■ **PROBLEM 1**: In the records, from the line with "row-start: 19:07:29 (454, 432, 501, 446)" to the line with "typora-icon: T (65, 480, 79, 494)", substitute "row-select-box" for "row-checkbox" and write those lines out again with nothing else changed.

■ **PAGE EXCERPT**:
========
Let $[a, b] \subseteq \mathbb{R}$ be a
D544: Closed real interval such that
(i) |
\begin{equation}
a < b
\end{equation}
|
(ii) |
$f : [a, b] \to \mathbb{R}$ is a D5231: Standard-continuous real function on $[a, b]$
|
(iii) |
$f$ is a D5614: Differentiable real function at $x_0 \in (a, b)$
|
(iv) |
One of the following statements is true
(a) |
\begin{equation}
\exists \, r > 0 :
\forall \, x \in (x_0 - r, x_0 + r) :
f(x_0) \geq f(x)
\end{equation}
|
(b) |
\begin{equation}
\exists \, r > 0 :
\forall \, x \in (x_0 - r, x_0 + r) :
f(x_0) \leq f(x)
\end{equation}
|
|
Without loss of generality, we may assume that $x_0$ is a local maximum for $f$.
Since $f$ is differentiable at $x_0$, then the limits
\begin{equation}
\lim_{x \nearrow x_0} \frac{f(x) - f(x_0)}{x - x_0}, \quad
\lim_{x \to x_0} \frac{f(x) - f(x_0)}{x - x_0}, \quad
\lim_{x \searrow x_0} \frac{f(x) - f(x_0)}{x - x_0}
\end{equation}
all exist and we have
\begin{equation}
\lim_{x \nearrow x_0} \frac{f(x) - f(x_0)}{x - x_0}
= \lim_{x \to x_0} \frac{f(x) - f(x_0)}{x - x_0}
= \lim_{x \searrow x_0} \frac{f(x) - f(x_0)}{x - x_0}
\end{equation}
Since $x_0$ is a local maximum for $f$, then for every $x \in (x_0 - r, x_0)$ we have
\begin{equation}
\frac{f(x) - f(x_0)}{x - x_0}
\geq 0
\end{equation}
By isotonicity of limits, we then we have
\begin{equation}
\lim_{x \to x_0} \frac{f(x) - f(x_0)}{x - x_0}
= \lim_{x \nearrow x_0} \frac{f(x) - f(x_0)}{x - x_0}
\geq 0
\end{equation}
Reasoning symmetrically, we deduce also that
\begin{equation}
\lim_{x \to x_0} \frac{f(x) - f(x_0)}{x - x_0}
= \lim_{x \searrow x_0} \frac{f(x) - f(x_0)}{x - x_0}
\leq 0
\end{equation}
Applying
R1043: Equality from two inequalities for real numbers, we can then conclude
\begin{equation}
f'(x_0)
= \lim_{x \to x_0} \frac{f(x) - f(x_0)}{x - x_0}
= 0
\end{equation}
$\square$
========
■ **Region boundary data**:
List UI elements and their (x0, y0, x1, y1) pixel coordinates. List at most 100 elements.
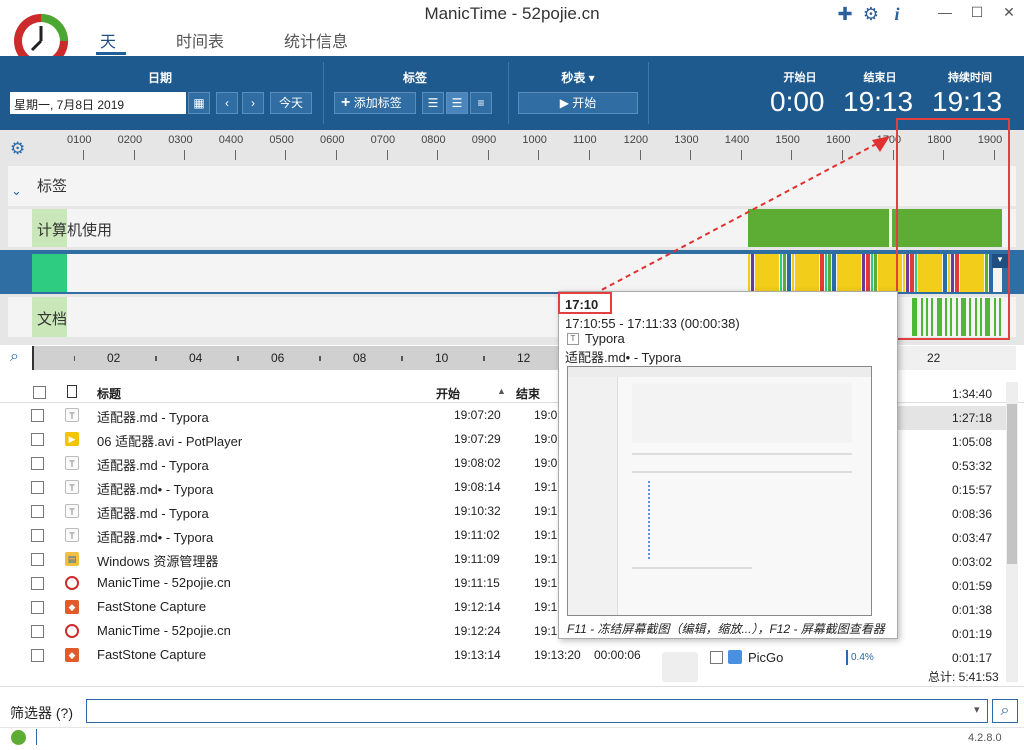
row-start: 19:07:29 (454, 432, 501, 446)
thumb-text (632, 453, 852, 473)
hour-tick (336, 150, 337, 160)
tab-day[interactable]: 天 (100, 28, 116, 52)
duration-value: 0:15:57 (951, 483, 992, 497)
maximize-button[interactable]: ☐ (962, 4, 992, 24)
row-checkbox[interactable] (31, 409, 44, 422)
row-checkbox[interactable] (31, 433, 44, 446)
row-start: 19:11:09 (454, 552, 500, 566)
tab-timesheet[interactable]: 时间表 (176, 28, 224, 52)
picgo-checkbox[interactable] (710, 651, 723, 664)
row-checkbox[interactable] (31, 625, 44, 638)
divider (648, 62, 649, 124)
filter-input[interactable] (86, 699, 988, 723)
version-label: 4.2.8.0 (968, 732, 1002, 744)
duration-value: 19:13 (932, 86, 1003, 117)
screenshot-tooltip: 17:10 17:10:55 - 17:11:33 (00:00:38) T T… (558, 291, 898, 639)
typora-icon: T (65, 528, 79, 542)
zoom-tick-label: 04 (189, 351, 203, 365)
hour-tick-label: 1000 (522, 134, 547, 146)
zoom-tick-label: 22 (927, 351, 941, 365)
hour-tick (487, 150, 489, 160)
stopwatch-dropdown[interactable]: 秒表 ▾ (548, 69, 608, 86)
today-button[interactable]: 今天 (270, 92, 312, 114)
picgo-percent: 0.4% (851, 652, 874, 663)
plus-icon: + (341, 94, 351, 111)
faststone-icon: ◆ (65, 600, 79, 614)
row-checkbox[interactable] (31, 577, 44, 590)
zoom-search-icon[interactable]: ⌕ (10, 348, 19, 366)
info-icon[interactable]: i (886, 4, 908, 26)
minimize-button[interactable]: — (930, 4, 960, 24)
row-start: 19:10:32 (454, 504, 501, 518)
row-checkbox[interactable] (31, 457, 44, 470)
column-start[interactable]: 开始 (436, 385, 460, 402)
row-end: 19:1 (534, 504, 558, 518)
duration-value: 0:03:47 (951, 531, 992, 545)
picgo-icon (728, 650, 742, 664)
zoom-tick-label: 06 (271, 351, 285, 365)
row-start: 19:11:15 (454, 576, 500, 590)
puzzle-icon[interactable]: ✚ (834, 4, 856, 26)
manictime-icon (65, 624, 79, 638)
hour-tick (184, 150, 186, 160)
row-end: 19:13:20 (534, 648, 581, 662)
gear-icon[interactable]: ⚙ (860, 4, 882, 26)
row-checkbox[interactable] (31, 481, 44, 494)
column-end[interactable]: 结束 (516, 385, 540, 402)
scrollbar-thumb[interactable] (1007, 404, 1017, 564)
filter-search-button[interactable]: ⌕ (992, 699, 1018, 723)
computer-usage-label: 计算机使用 (37, 222, 113, 239)
add-tag-button[interactable]: + 添加标签 (334, 92, 416, 114)
row-end: 19:0 (534, 432, 558, 446)
calendar-button[interactable]: ▦ (188, 92, 210, 114)
typora-icon: T (65, 480, 79, 494)
status-divider (36, 729, 37, 745)
select-all-checkbox[interactable] (33, 386, 46, 399)
zoom-tick (156, 356, 157, 361)
row-end: 19:0 (534, 408, 558, 422)
column-title[interactable]: 标题 (97, 385, 121, 402)
thumb-codeblock (632, 383, 852, 443)
prev-day-button[interactable]: ‹ (216, 92, 238, 114)
zoom-bar-right (898, 346, 1016, 370)
row-checkbox[interactable] (31, 601, 44, 614)
hour-tick (133, 150, 135, 160)
date-field[interactable]: 星期一, 7月8日 2019 (10, 92, 186, 114)
start-day-label: 开始日 (783, 72, 817, 84)
timeline-settings-gear-icon[interactable]: ⚙ (10, 139, 25, 159)
row-checkbox[interactable] (31, 529, 44, 542)
hour-tick (83, 150, 84, 160)
list-view-3-button[interactable]: ≡ (470, 92, 492, 114)
row-duration: 00:00:06 (594, 648, 641, 662)
sort-asc-icon: ▲ (497, 386, 506, 396)
row-end: 19:1 (534, 480, 558, 494)
typora-icon: T (65, 504, 79, 518)
row-title: 适配器.md• - Typora (97, 482, 214, 497)
divider (508, 62, 509, 124)
row-end: 19:1 (534, 624, 558, 638)
documents-label: 文档 (37, 311, 68, 328)
list-view-2-button[interactable]: ☰ (446, 92, 468, 114)
chevron-down-icon[interactable]: ⌄ (11, 183, 22, 199)
row-checkbox[interactable] (31, 553, 44, 566)
potplayer-icon: ▶ (65, 432, 79, 446)
highlight-box (896, 118, 1010, 340)
row-title: Windows 资源管理器 (97, 554, 219, 569)
tab-statistics[interactable]: 统计信息 (284, 28, 348, 52)
row-title: 适配器.md - Typora (97, 410, 209, 425)
duration-value: 1:05:08 (951, 435, 992, 449)
filter-dropdown-icon[interactable]: ▾ (974, 703, 980, 716)
row-title: 适配器.md• - Typora (97, 530, 214, 545)
close-button[interactable]: ✕ (994, 4, 1024, 24)
hour-tick (437, 150, 439, 160)
start-stopwatch-button[interactable]: ▶ 开始 (518, 92, 638, 114)
list-view-1-button[interactable]: ☰ (422, 92, 444, 114)
end-day-value: 19:13 (843, 86, 914, 117)
row-title: ManicTime - 52pojie.cn (97, 623, 231, 638)
row-checkbox[interactable] (31, 649, 44, 662)
row-checkbox[interactable] (31, 505, 44, 518)
row-start: 19:11:02 (454, 528, 500, 542)
zoom-tick (402, 356, 403, 361)
next-day-button[interactable]: › (242, 92, 264, 114)
end-day-label: 结束日 (863, 72, 897, 84)
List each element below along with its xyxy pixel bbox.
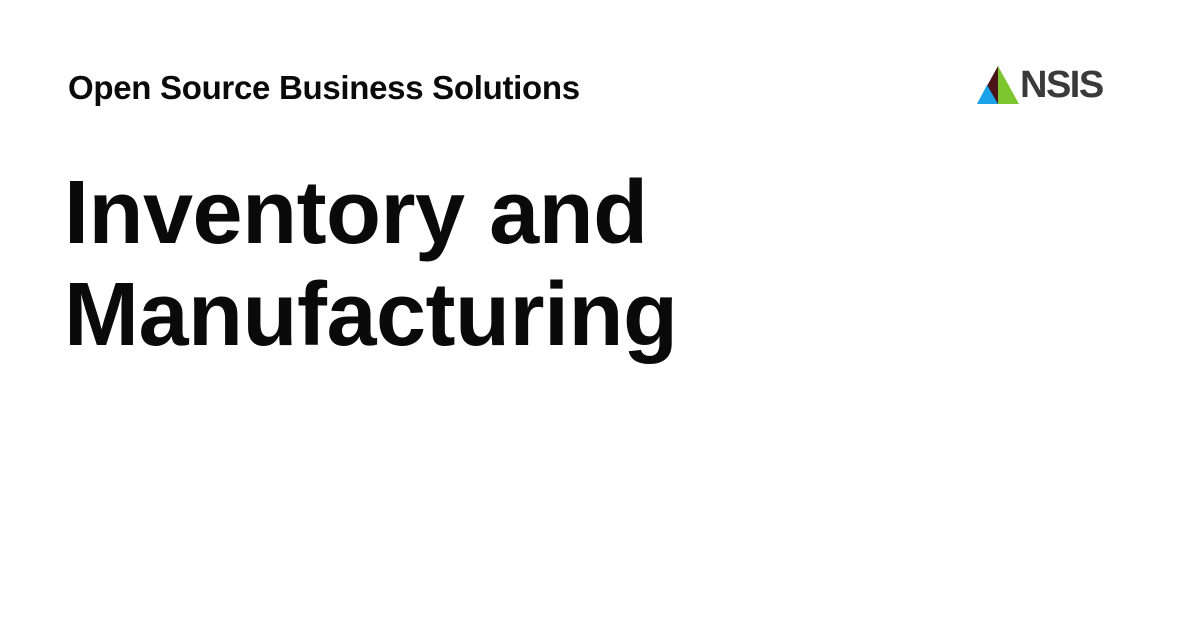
page-title-line-2: Manufacturing xyxy=(64,265,678,365)
tricolor-triangle-logo-icon xyxy=(977,66,1019,104)
tagline: Open Source Business Solutions xyxy=(68,69,580,106)
page-title: Inventory and Manufacturing xyxy=(64,162,678,366)
page-title-line-1: Inventory and xyxy=(64,163,648,263)
logo-wordmark: NSIS xyxy=(1020,64,1104,106)
social-card: Open Source Business Solutions NSIS Inve… xyxy=(0,0,1200,630)
brand-logo: NSIS xyxy=(977,64,1104,106)
logo-mark-green xyxy=(998,66,1019,104)
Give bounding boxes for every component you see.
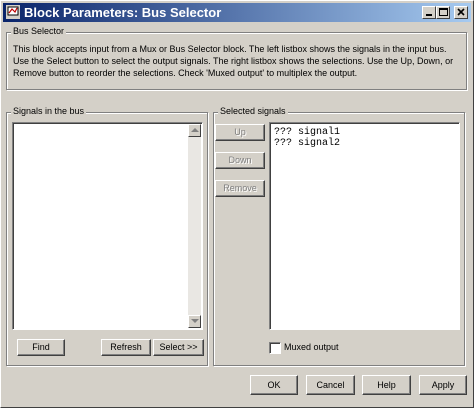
scroll-down-arrow-icon xyxy=(191,319,199,323)
muxed-output-checkbox[interactable] xyxy=(269,342,281,354)
selected-signals-legend: Selected signals xyxy=(218,106,288,117)
up-button[interactable]: Up xyxy=(215,124,265,141)
selected-signal-item[interactable]: ??? signal2 xyxy=(274,138,340,149)
help-button[interactable]: Help xyxy=(362,375,411,395)
minimize-button[interactable] xyxy=(422,6,436,19)
muxed-output-label[interactable]: Muxed output xyxy=(284,341,339,353)
signals-listbox-scrollbar[interactable] xyxy=(188,124,201,328)
scroll-down-button[interactable] xyxy=(188,315,201,328)
close-button[interactable] xyxy=(454,6,468,19)
remove-button[interactable]: Remove xyxy=(215,180,265,197)
dialog-window: Block Parameters: Bus Selector Bus Selec… xyxy=(0,0,474,408)
find-button[interactable]: Find xyxy=(17,339,65,356)
down-button[interactable]: Down xyxy=(215,152,265,169)
selected-signal-item[interactable]: ??? signal1 xyxy=(274,127,340,138)
close-icon xyxy=(457,8,465,16)
maximize-button[interactable] xyxy=(436,6,450,19)
ok-button[interactable]: OK xyxy=(250,375,298,395)
window-title: Block Parameters: Bus Selector xyxy=(24,5,222,20)
scroll-up-arrow-icon xyxy=(191,128,199,132)
simulink-app-icon xyxy=(6,5,20,19)
signals-in-bus-legend: Signals in the bus xyxy=(11,106,87,117)
scroll-up-button[interactable] xyxy=(188,124,201,137)
title-bar[interactable]: Block Parameters: Bus Selector xyxy=(3,3,471,22)
apply-button[interactable]: Apply xyxy=(419,375,467,395)
block-description: This block accepts input from a Mux or B… xyxy=(13,44,454,78)
select-button[interactable]: Select >> xyxy=(153,339,204,356)
minimize-icon xyxy=(426,14,432,16)
maximize-icon xyxy=(439,8,448,16)
refresh-button[interactable]: Refresh xyxy=(101,339,151,356)
signals-in-bus-listbox[interactable] xyxy=(12,122,203,330)
selected-signals-listbox[interactable]: ??? signal1 ??? signal2 xyxy=(269,122,460,330)
bus-selector-legend: Bus Selector xyxy=(11,26,67,37)
cancel-button[interactable]: Cancel xyxy=(306,375,355,395)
========
■ **PROBLEM 2**:
Answer these questions about the proof on differentiable real functions:
(a) What does the proof assume about $x_0$ without loss of generality?
(b) What inequality between $a$ and $b$ does condition (i) state?
(c) Which result is applied to conclude that $f'(x_0) = 0$?

■ **COMPLETE OUTPUT 1**:
row-start: 19:07:29 (454, 432, 501, 446)
thumb-text (632, 453, 852, 473)
hour-tick (336, 150, 337, 160)
tab-day[interactable]: 天 (100, 28, 116, 52)
duration-value: 0:15:57 (951, 483, 992, 497)
maximize-button[interactable]: ☐ (962, 4, 992, 24)
row-select-box[interactable] (31, 409, 44, 422)
row-select-box[interactable] (31, 433, 44, 446)
row-start: 19:11:09 (454, 552, 500, 566)
tab-timesheet[interactable]: 时间表 (176, 28, 224, 52)
picgo-checkbox[interactable] (710, 651, 723, 664)
row-select-box[interactable] (31, 625, 44, 638)
divider (648, 62, 649, 124)
filter-input[interactable] (86, 699, 988, 723)
version-label: 4.2.8.0 (968, 732, 1002, 744)
duration-value: 19:13 (932, 86, 1003, 117)
screenshot-tooltip: 17:10 17:10:55 - 17:11:33 (00:00:38) T T… (558, 291, 898, 639)
typora-icon: T (65, 528, 79, 542)
zoom-tick-label: 04 (189, 351, 203, 365)
hour-tick-label: 1000 (522, 134, 547, 146)
zoom-tick-label: 22 (927, 351, 941, 365)
hour-tick (487, 150, 489, 160)
stopwatch-dropdown[interactable]: 秒表 ▾ (548, 69, 608, 86)
today-button[interactable]: 今天 (270, 92, 312, 114)
picgo-percent: 0.4% (851, 652, 874, 663)
plus-icon: + (341, 94, 351, 111)
faststone-icon: ◆ (65, 600, 79, 614)
row-select-box[interactable] (31, 577, 44, 590)
zoom-search-icon[interactable]: ⌕ (10, 348, 19, 366)
info-icon[interactable]: i (886, 4, 908, 26)
minimize-button[interactable]: — (930, 4, 960, 24)
row-start: 19:10:32 (454, 504, 501, 518)
row-select-box[interactable] (31, 457, 44, 470)
column-start[interactable]: 开始 (436, 385, 460, 402)
row-end: 19:1 (534, 504, 558, 518)
duration-value: 0:03:47 (951, 531, 992, 545)
picgo-icon (728, 650, 742, 664)
zoom-tick-label: 06 (271, 351, 285, 365)
row-start: 19:11:15 (454, 576, 500, 590)
puzzle-icon[interactable]: ✚ (834, 4, 856, 26)
manictime-icon (65, 624, 79, 638)
hour-tick (184, 150, 186, 160)
row-end: 19:13:20 (534, 648, 581, 662)
gear-icon[interactable]: ⚙ (860, 4, 882, 26)
row-select-box[interactable] (31, 481, 44, 494)
column-end[interactable]: 结束 (516, 385, 540, 402)
scrollbar-thumb[interactable] (1007, 404, 1017, 564)
filter-search-button[interactable]: ⌕ (992, 699, 1018, 723)
computer-usage-label: 计算机使用 (37, 222, 113, 239)
add-tag-button[interactable]: + 添加标签 (334, 92, 416, 114)
row-end: 19:0 (534, 432, 558, 446)
calendar-button[interactable]: ▦ (188, 92, 210, 114)
typora-icon: T (65, 480, 79, 494)

■ **COMPLETE OUTPUT 2**:
(a) It assumes that $x_0$ is a local maximum for $f$.
(b) $a < b$.
(c) R1043: Equality from two inequalities for real numbers.